▶ _DIRECTION_: Show every line containing "Module" by copying it.

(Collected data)
───
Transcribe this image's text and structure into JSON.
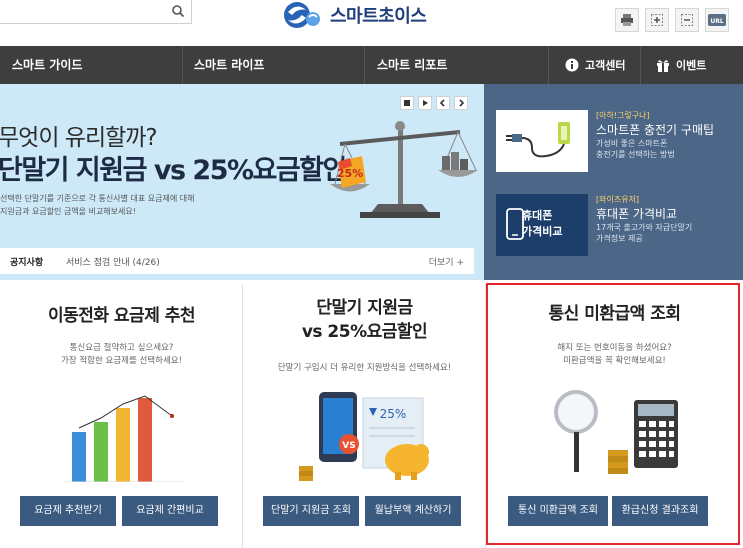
{
  "header": {
    "search": {
      "placeholder": ""
    },
    "logo_text": "스마트초이스"
  },
  "nav": {
    "items": [
      "스마트 가이드",
      "스마트 라이프",
      "스마트 리포트"
    ],
    "customer_center": "고객센터",
    "events": "이벤트"
  },
  "hero": {
    "title_line1": "무엇이 유리할까?",
    "title_line2": "단말기 지원금 vs 25%요금할인",
    "desc_line1": "선택한 단말기를 기준으로 각 통신사별 대표 요금제에 대해",
    "desc_line2": "지원금과 요금할인 금액을 비교해보세요!",
    "badge": "25%"
  },
  "notice": {
    "label": "공지사항",
    "text": "서비스 점검 안내 (4/26)",
    "more": "더보기 +"
  },
  "promos": [
    {
      "tag": "[아하!그렇구나]",
      "title": "스마트폰 충전기 구매팁",
      "desc_line1": "가성비 좋은 스마트폰",
      "desc_line2": "충전기를 선택하는 방법"
    },
    {
      "tag": "[와이즈유저]",
      "title": "휴대폰 가격비교",
      "desc_line1": "17개국 출고가와 자급단말기",
      "desc_line2": "가격정보 제공",
      "thumb_line1": "휴대폰",
      "thumb_line2": "가격비교"
    }
  ],
  "panels": [
    {
      "title_line1": "이동전화 요금제 추천",
      "desc_line1": "통신요금 절약하고 싶으세요?",
      "desc_line2": "가장 적합한 요금제를 선택하세요!",
      "buttons": [
        "요금제 추천받기",
        "요금제 간편비교"
      ]
    },
    {
      "title_line1": "단말기 지원금",
      "title_line2": "vs 25%요금할인",
      "desc_line1": "단말기 구입시 더 유리한 지원방식을 선택하세요!",
      "badge_pct": "25%",
      "badge_vs": "VS",
      "buttons": [
        "단말기 지원금 조회",
        "월납부액 계산하기"
      ]
    },
    {
      "title_line1": "통신 미환급액 조회",
      "desc_line1": "해지 또는 번호이동을 하셨어요?",
      "desc_line2": "미환급액을 꼭 확인해보세요!",
      "buttons": [
        "통신 미환급액 조회",
        "환급신청 결과조회"
      ]
    }
  ],
  "colors": {
    "nav_bg": "#3e3e3e",
    "hero_bg": "#cde9f7",
    "promo_bg": "#4b6686",
    "button_bg": "#3b5a80",
    "highlight": "#e3262b"
  },
  "icons": [
    "search-icon",
    "print-icon",
    "zoom-in-icon",
    "zoom-out-icon",
    "url-icon",
    "info-icon",
    "gift-icon",
    "stop-icon",
    "play-icon",
    "prev-icon",
    "next-icon"
  ]
}
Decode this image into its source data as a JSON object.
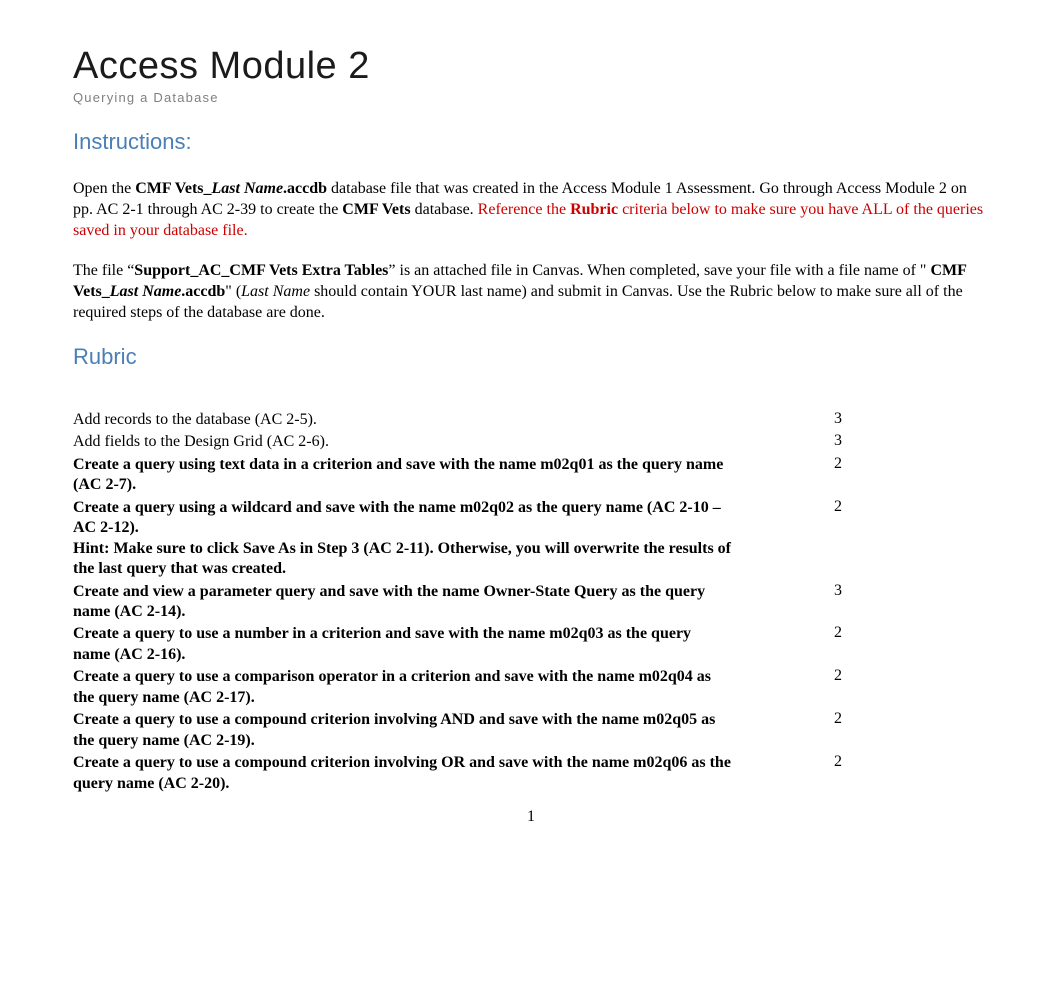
{
  "title": "Access Module 2",
  "subtitle": "Querying a Database",
  "instructions_heading": "Instructions:",
  "para1": {
    "t1": "Open the ",
    "b1": "CMF Vets_",
    "bi1": "Last Name",
    "b2": ".accdb",
    "t2": " database file that was created in the Access Module 1 Assessment. Go through Access Module 2 on pp. AC 2-1 through AC 2-39 to create the ",
    "b3": "CMF Vets",
    "t3": " database. ",
    "r1": "Reference the ",
    "rb1": "Rubric",
    "r2": " criteria below to make sure you have ALL of the queries saved in your database file."
  },
  "para2": {
    "t1": "The file “",
    "b1": "Support_AC_CMF Vets Extra Tables",
    "t2": "” is an attached file in Canvas. When completed, save your file with a file name of \" ",
    "b2": "CMF Vets_",
    "bi1": "Last Name",
    "b3": ".accdb",
    "t3": "\" (",
    "i1": "Last Name",
    "t4": " should contain YOUR last name) and submit in Canvas. Use the Rubric below to make sure all of the required steps of the database are done."
  },
  "rubric_heading": "Rubric",
  "rubric": [
    {
      "desc": "Add records to the database (AC 2-5).",
      "points": "3",
      "bold": false
    },
    {
      "desc": "Add fields to the Design Grid (AC 2-6).",
      "points": "3",
      "bold": false
    },
    {
      "desc": "Create a query using text data in a criterion and save with the name m02q01 as the query name (AC 2-7).",
      "points": "2",
      "bold": true
    },
    {
      "desc": "Create a query using a wildcard and save with the name m02q02 as the query name (AC 2-10 – AC 2-12).\nHint: Make sure to click Save As in Step 3 (AC 2-11). Otherwise, you will overwrite the results of the last query that was created.",
      "points": "2",
      "bold": true
    },
    {
      "desc": "Create and view a parameter query and save with the name Owner-State Query as the query name (AC 2-14).",
      "points": "3",
      "bold": true
    },
    {
      "desc": "Create a query to use a number in a criterion and save with the name m02q03 as the query name (AC 2-16).",
      "points": "2",
      "bold": true
    },
    {
      "desc": "Create a query to use a comparison operator in a criterion and save with the name m02q04 as the query name (AC 2-17).",
      "points": "2",
      "bold": true
    },
    {
      "desc": "Create a query to use a compound criterion involving AND and save with the name m02q05 as the query name (AC 2-19).",
      "points": "2",
      "bold": true
    },
    {
      "desc": "Create a query to use a compound criterion involving OR and save with the name m02q06 as the query name (AC 2-20).",
      "points": "2",
      "bold": true
    }
  ],
  "page_number": "1"
}
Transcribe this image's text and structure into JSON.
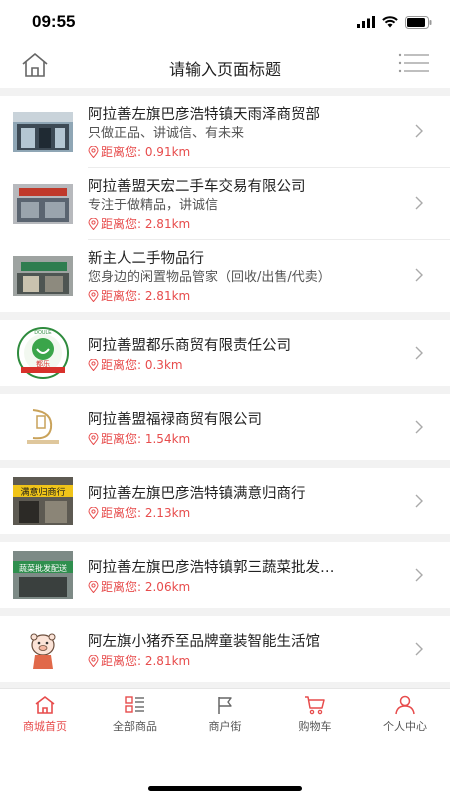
{
  "status": {
    "time": "09:55"
  },
  "header": {
    "title": "请输入页面标题"
  },
  "stores": [
    {
      "name": "阿拉善左旗巴彦浩特镇天雨泽商贸部",
      "desc": "只做正品、讲诚信、有未来",
      "distance": "距离您: 0.91km",
      "thumb": "storefront-photo"
    },
    {
      "name": "阿拉善盟天宏二手车交易有限公司",
      "desc": "专注于做精品，讲诚信",
      "distance": "距离您: 2.81km",
      "thumb": "storefront-photo"
    },
    {
      "name": "新主人二手物品行",
      "desc": "您身边的闲置物品管家（回收/出售/代卖）",
      "distance": "距离您: 2.81km",
      "thumb": "storefront-photo"
    },
    {
      "name": "阿拉善盟都乐商贸有限责任公司",
      "desc": "",
      "distance": "距离您: 0.3km",
      "thumb": "dule-logo",
      "logo_text": "都乐",
      "logo_ring": "DOULE"
    },
    {
      "name": "阿拉善盟福禄商贸有限公司",
      "desc": "",
      "distance": "距离您: 1.54km",
      "thumb": "fulu-logo"
    },
    {
      "name": "阿拉善左旗巴彦浩特镇满意归商行",
      "desc": "",
      "distance": "距离您: 2.13km",
      "thumb": "storefront-photo",
      "sign_text": "满意归商行"
    },
    {
      "name": "阿拉善左旗巴彦浩特镇郭三蔬菜批发…",
      "desc": "",
      "distance": "距离您: 2.06km",
      "thumb": "storefront-photo",
      "sign_text": "蔬菜批发配送"
    },
    {
      "name": "阿左旗小猪乔至品牌童装智能生活馆",
      "desc": "",
      "distance": "距离您: 2.81km",
      "thumb": "pig-logo"
    }
  ],
  "tabs": [
    {
      "label": "商城首页",
      "icon": "home-icon",
      "active": true
    },
    {
      "label": "全部商品",
      "icon": "grid-list-icon",
      "active": false
    },
    {
      "label": "商户街",
      "icon": "flag-icon",
      "active": false
    },
    {
      "label": "购物车",
      "icon": "cart-icon",
      "active": false
    },
    {
      "label": "个人中心",
      "icon": "person-icon",
      "active": false
    }
  ],
  "colors": {
    "accent": "#e74c4c",
    "divider": "#ececec",
    "background": "#f2f2f2"
  }
}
───
▶ _WORKED SOLUTION_:
  "title": "Access Module 2",
    "t2": " database file that was created in the Access Module 1 Assessment. Go through Access Module 2 on pp. AC 2-1 through AC 2-39 to create the ",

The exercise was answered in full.